**Instructions for the task**.
Without omitting anything, return the records precisely as given.

**Data in this exercise**.
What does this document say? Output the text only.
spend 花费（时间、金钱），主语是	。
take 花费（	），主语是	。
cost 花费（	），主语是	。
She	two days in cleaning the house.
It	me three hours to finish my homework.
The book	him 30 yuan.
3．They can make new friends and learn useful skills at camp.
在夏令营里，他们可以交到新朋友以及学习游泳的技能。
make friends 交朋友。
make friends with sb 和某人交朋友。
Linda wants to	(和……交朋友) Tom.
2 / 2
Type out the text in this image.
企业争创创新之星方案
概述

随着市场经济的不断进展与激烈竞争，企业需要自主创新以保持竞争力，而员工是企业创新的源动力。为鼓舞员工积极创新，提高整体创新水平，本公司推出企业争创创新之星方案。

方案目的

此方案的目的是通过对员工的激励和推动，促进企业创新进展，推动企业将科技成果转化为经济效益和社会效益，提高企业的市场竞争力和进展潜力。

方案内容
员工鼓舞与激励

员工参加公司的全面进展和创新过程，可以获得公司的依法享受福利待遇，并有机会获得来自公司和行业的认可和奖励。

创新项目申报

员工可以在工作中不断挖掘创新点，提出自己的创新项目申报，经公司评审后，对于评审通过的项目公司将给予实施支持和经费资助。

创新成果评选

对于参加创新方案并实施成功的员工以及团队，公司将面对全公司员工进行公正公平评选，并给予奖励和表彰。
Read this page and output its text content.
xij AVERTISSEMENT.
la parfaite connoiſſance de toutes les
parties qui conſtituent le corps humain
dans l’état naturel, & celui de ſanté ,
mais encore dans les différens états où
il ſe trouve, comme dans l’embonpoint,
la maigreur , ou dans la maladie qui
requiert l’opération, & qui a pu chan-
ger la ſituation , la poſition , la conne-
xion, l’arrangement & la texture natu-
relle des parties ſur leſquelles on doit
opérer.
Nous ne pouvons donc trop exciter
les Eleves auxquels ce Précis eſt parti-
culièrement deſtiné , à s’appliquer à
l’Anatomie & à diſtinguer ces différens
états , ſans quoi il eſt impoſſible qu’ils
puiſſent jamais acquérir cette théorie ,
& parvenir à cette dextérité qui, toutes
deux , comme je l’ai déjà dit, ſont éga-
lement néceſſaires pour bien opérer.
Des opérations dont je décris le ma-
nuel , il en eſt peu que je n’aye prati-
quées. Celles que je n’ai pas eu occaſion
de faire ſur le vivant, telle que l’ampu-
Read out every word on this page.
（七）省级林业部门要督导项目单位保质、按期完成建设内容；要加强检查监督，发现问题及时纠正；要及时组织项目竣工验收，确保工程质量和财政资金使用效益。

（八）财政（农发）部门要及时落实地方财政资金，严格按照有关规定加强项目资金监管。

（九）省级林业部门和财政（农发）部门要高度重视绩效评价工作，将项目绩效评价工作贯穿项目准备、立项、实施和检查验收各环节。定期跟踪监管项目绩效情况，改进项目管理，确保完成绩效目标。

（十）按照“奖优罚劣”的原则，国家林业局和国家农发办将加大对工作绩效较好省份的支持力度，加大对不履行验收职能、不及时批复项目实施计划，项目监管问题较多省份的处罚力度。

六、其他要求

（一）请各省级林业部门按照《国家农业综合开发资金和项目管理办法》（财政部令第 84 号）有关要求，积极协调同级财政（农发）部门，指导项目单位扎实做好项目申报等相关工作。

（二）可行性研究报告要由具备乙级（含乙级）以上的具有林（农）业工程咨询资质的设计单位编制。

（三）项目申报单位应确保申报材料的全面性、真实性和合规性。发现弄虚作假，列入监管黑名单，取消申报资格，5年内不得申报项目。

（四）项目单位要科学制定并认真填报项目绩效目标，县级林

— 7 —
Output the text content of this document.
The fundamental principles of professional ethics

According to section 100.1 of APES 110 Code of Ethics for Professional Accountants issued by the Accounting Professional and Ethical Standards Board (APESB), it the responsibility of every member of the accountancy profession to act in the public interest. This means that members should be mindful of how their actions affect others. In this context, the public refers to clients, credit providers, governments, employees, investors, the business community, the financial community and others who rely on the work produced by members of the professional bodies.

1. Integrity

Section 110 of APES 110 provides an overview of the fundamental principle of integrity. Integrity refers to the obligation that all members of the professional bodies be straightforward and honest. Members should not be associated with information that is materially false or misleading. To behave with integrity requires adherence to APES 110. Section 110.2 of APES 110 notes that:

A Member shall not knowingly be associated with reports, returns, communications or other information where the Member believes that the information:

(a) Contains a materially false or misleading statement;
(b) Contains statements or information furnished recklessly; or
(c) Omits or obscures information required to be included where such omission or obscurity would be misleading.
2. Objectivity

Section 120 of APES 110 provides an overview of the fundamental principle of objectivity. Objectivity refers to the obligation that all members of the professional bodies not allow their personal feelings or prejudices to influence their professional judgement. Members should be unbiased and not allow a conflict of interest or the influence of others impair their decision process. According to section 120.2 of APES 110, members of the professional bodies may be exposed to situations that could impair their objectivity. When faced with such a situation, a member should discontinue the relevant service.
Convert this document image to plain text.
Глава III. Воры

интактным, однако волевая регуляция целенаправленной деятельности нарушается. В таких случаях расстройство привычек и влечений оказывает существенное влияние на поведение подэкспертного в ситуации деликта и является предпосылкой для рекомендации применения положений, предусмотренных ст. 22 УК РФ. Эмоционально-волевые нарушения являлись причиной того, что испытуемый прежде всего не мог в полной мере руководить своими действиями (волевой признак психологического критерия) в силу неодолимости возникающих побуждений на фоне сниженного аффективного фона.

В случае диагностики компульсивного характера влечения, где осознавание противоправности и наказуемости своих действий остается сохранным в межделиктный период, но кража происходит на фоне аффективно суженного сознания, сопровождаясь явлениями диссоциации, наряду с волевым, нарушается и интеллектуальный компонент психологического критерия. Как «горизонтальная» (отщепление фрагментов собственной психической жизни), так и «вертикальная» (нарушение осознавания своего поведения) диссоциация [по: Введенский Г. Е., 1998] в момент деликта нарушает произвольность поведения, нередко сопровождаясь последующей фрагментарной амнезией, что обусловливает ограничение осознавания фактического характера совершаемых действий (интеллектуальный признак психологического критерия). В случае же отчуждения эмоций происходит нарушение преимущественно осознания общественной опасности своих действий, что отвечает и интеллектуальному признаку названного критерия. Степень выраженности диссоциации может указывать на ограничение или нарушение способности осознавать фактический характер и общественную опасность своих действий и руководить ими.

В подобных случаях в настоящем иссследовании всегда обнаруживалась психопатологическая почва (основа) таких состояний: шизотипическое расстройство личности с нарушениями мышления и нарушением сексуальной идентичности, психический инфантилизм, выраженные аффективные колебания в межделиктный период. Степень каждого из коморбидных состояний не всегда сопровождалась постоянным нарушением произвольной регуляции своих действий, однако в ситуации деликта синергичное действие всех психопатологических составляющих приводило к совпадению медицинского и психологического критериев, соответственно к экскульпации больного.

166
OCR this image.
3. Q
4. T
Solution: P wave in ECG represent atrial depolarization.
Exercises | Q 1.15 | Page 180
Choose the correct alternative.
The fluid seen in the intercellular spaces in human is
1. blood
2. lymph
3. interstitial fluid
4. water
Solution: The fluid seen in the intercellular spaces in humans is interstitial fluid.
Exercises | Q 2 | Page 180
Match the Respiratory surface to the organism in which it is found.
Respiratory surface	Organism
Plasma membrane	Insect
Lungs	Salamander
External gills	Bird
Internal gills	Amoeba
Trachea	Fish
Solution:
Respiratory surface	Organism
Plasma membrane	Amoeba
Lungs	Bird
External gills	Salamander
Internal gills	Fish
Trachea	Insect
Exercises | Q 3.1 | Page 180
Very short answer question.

**Reply to the task**.
What does this document say? Output the text only.
spend 花费（时间、金钱），主语是	。
take 花费（	），主语是	。
cost 花费（	），主语是	。
She	two days in cleaning the house.
It	me three hours to finish my homework.
The book	him 30 yuan.
3．They can make new friends and learn useful skills at camp.
在夏令营里，他们可以交到新朋友以及学习游泳的技能。
make friends 交朋友。
make friends with sb 和某人交朋友。
Linda wants to	(和……交朋友) Tom.
2 / 2
Type out the text in this image.
企业争创创新之星方案
概述

随着市场经济的不断进展与激烈竞争，企业需要自主创新以保持竞争力，而员工是企业创新的源动力。为鼓舞员工积极创新，提高整体创新水平，本公司推出企业争创创新之星方案。

方案目的

此方案的目的是通过对员工的激励和推动，促进企业创新进展，推动企业将科技成果转化为经济效益和社会效益，提高企业的市场竞争力和进展潜力。

方案内容
员工鼓舞与激励

员工参加公司的全面进展和创新过程，可以获得公司的依法享受福利待遇，并有机会获得来自公司和行业的认可和奖励。

创新项目申报

员工可以在工作中不断挖掘创新点，提出自己的创新项目申报，经公司评审后，对于评审通过的项目公司将给予实施支持和经费资助。

创新成果评选

对于参加创新方案并实施成功的员工以及团队，公司将面对全公司员工进行公正公平评选，并给予奖励和表彰。
Read this page and output its text content.
xij AVERTISSEMENT.
la parfaite connoiſſance de toutes les
parties qui conſtituent le corps humain
dans l’état naturel, & celui de ſanté ,
mais encore dans les différens états où
il ſe trouve, comme dans l’embonpoint,
la maigreur , ou dans la maladie qui
requiert l’opération, & qui a pu chan-
ger la ſituation , la poſition , la conne-
xion, l’arrangement & la texture natu-
relle des parties ſur leſquelles on doit
opérer.
Nous ne pouvons donc trop exciter
les Eleves auxquels ce Précis eſt parti-
culièrement deſtiné , à s’appliquer à
l’Anatomie & à diſtinguer ces différens
états , ſans quoi il eſt impoſſible qu’ils
puiſſent jamais acquérir cette théorie ,
& parvenir à cette dextérité qui, toutes
deux , comme je l’ai déjà dit, ſont éga-
lement néceſſaires pour bien opérer.
Des opérations dont je décris le ma-
nuel , il en eſt peu que je n’aye prati-
quées. Celles que je n’ai pas eu occaſion
de faire ſur le vivant, telle que l’ampu-
Read out every word on this page.
（七）省级林业部门要督导项目单位保质、按期完成建设内容；要加强检查监督，发现问题及时纠正；要及时组织项目竣工验收，确保工程质量和财政资金使用效益。

（八）财政（农发）部门要及时落实地方财政资金，严格按照有关规定加强项目资金监管。

（九）省级林业部门和财政（农发）部门要高度重视绩效评价工作，将项目绩效评价工作贯穿项目准备、立项、实施和检查验收各环节。定期跟踪监管项目绩效情况，改进项目管理，确保完成绩效目标。

（十）按照“奖优罚劣”的原则，国家林业局和国家农发办将加大对工作绩效较好省份的支持力度，加大对不履行验收职能、不及时批复项目实施计划，项目监管问题较多省份的处罚力度。

六、其他要求

（一）请各省级林业部门按照《国家农业综合开发资金和项目管理办法》（财政部令第 84 号）有关要求，积极协调同级财政（农发）部门，指导项目单位扎实做好项目申报等相关工作。

（二）可行性研究报告要由具备乙级（含乙级）以上的具有林（农）业工程咨询资质的设计单位编制。

（三）项目申报单位应确保申报材料的全面性、真实性和合规性。发现弄虚作假，列入监管黑名单，取消申报资格，5年内不得申报项目。

（四）项目单位要科学制定并认真填报项目绩效目标，县级林

— 7 —
Output the text content of this document.
The fundamental principles of professional ethics

According to section 100.1 of APES 110 Code of Ethics for Professional Accountants issued by the Accounting Professional and Ethical Standards Board (APESB), it the responsibility of every member of the accountancy profession to act in the public interest. This means that members should be mindful of how their actions affect others. In this context, the public refers to clients, credit providers, governments, employees, investors, the business community, the financial community and others who rely on the work produced by members of the professional bodies.

1. Integrity

Section 110 of APES 110 provides an overview of the fundamental principle of integrity. Integrity refers to the obligation that all members of the professional bodies be straightforward and honest. Members should not be associated with information that is materially false or misleading. To behave with integrity requires adherence to APES 110. Section 110.2 of APES 110 notes that:

A Member shall not knowingly be associated with reports, returns, communications or other information where the Member believes that the information:

(a) Contains a materially false or misleading statement;
(b) Contains statements or information furnished recklessly; or
(c) Omits or obscures information required to be included where such omission or obscurity would be misleading.
2. Objectivity

Section 120 of APES 110 provides an overview of the fundamental principle of objectivity. Objectivity refers to the obligation that all members of the professional bodies not allow their personal feelings or prejudices to influence their professional judgement. Members should be unbiased and not allow a conflict of interest or the influence of others impair their decision process. According to section 120.2 of APES 110, members of the professional bodies may be exposed to situations that could impair their objectivity. When faced with such a situation, a member should discontinue the relevant service.
Convert this document image to plain text.
Глава III. Воры

интактным, однако волевая регуляция целенаправленной деятельности нарушается. В таких случаях расстройство привычек и влечений оказывает существенное влияние на поведение подэкспертного в ситуации деликта и является предпосылкой для рекомендации применения положений, предусмотренных ст. 22 УК РФ. Эмоционально-волевые нарушения являлись причиной того, что испытуемый прежде всего не мог в полной мере руководить своими действиями (волевой признак психологического критерия) в силу неодолимости возникающих побуждений на фоне сниженного аффективного фона.

В случае диагностики компульсивного характера влечения, где осознавание противоправности и наказуемости своих действий остается сохранным в межделиктный период, но кража происходит на фоне аффективно суженного сознания, сопровождаясь явлениями диссоциации, наряду с волевым, нарушается и интеллектуальный компонент психологического критерия. Как «горизонтальная» (отщепление фрагментов собственной психической жизни), так и «вертикальная» (нарушение осознавания своего поведения) диссоциация [по: Введенский Г. Е., 1998] в момент деликта нарушает произвольность поведения, нередко сопровождаясь последующей фрагментарной амнезией, что обусловливает ограничение осознавания фактического характера совершаемых действий (интеллектуальный признак психологического критерия). В случае же отчуждения эмоций происходит нарушение преимущественно осознания общественной опасности своих действий, что отвечает и интеллектуальному признаку названного критерия. Степень выраженности диссоциации может указывать на ограничение или нарушение способности осознавать фактический характер и общественную опасность своих действий и руководить ими.

В подобных случаях в настоящем иссследовании всегда обнаруживалась психопатологическая почва (основа) таких состояний: шизотипическое расстройство личности с нарушениями мышления и нарушением сексуальной идентичности, психический инфантилизм, выраженные аффективные колебания в межделиктный период. Степень каждого из коморбидных состояний не всегда сопровождалась постоянным нарушением произвольной регуляции своих действий, однако в ситуации деликта синергичное действие всех психопатологических составляющих приводило к совпадению медицинского и психологического критериев, соответственно к экскульпации больного.

166
OCR this image.
3. Q
4. T
Solution: P wave in ECG represent atrial depolarization.
Exercises | Q 1.15 | Page 180
Choose the correct alternative.
The fluid seen in the intercellular spaces in human is
1. blood
2. lymph
3. interstitial fluid
4. water
Solution: The fluid seen in the intercellular spaces in humans is interstitial fluid.
Exercises | Q 2 | Page 180
Match the Respiratory surface to the organism in which it is found.
Respiratory surface	Organism
Plasma membrane	Insect
Lungs	Salamander
External gills	Bird
Internal gills	Amoeba
Trachea	Fish
Solution:
Respiratory surface	Organism
Plasma membrane	Amoeba
Lungs	Bird
External gills	Salamander
Internal gills	Fish
Trachea	Insect
Exercises | Q 3.1 | Page 180
Very short answer question.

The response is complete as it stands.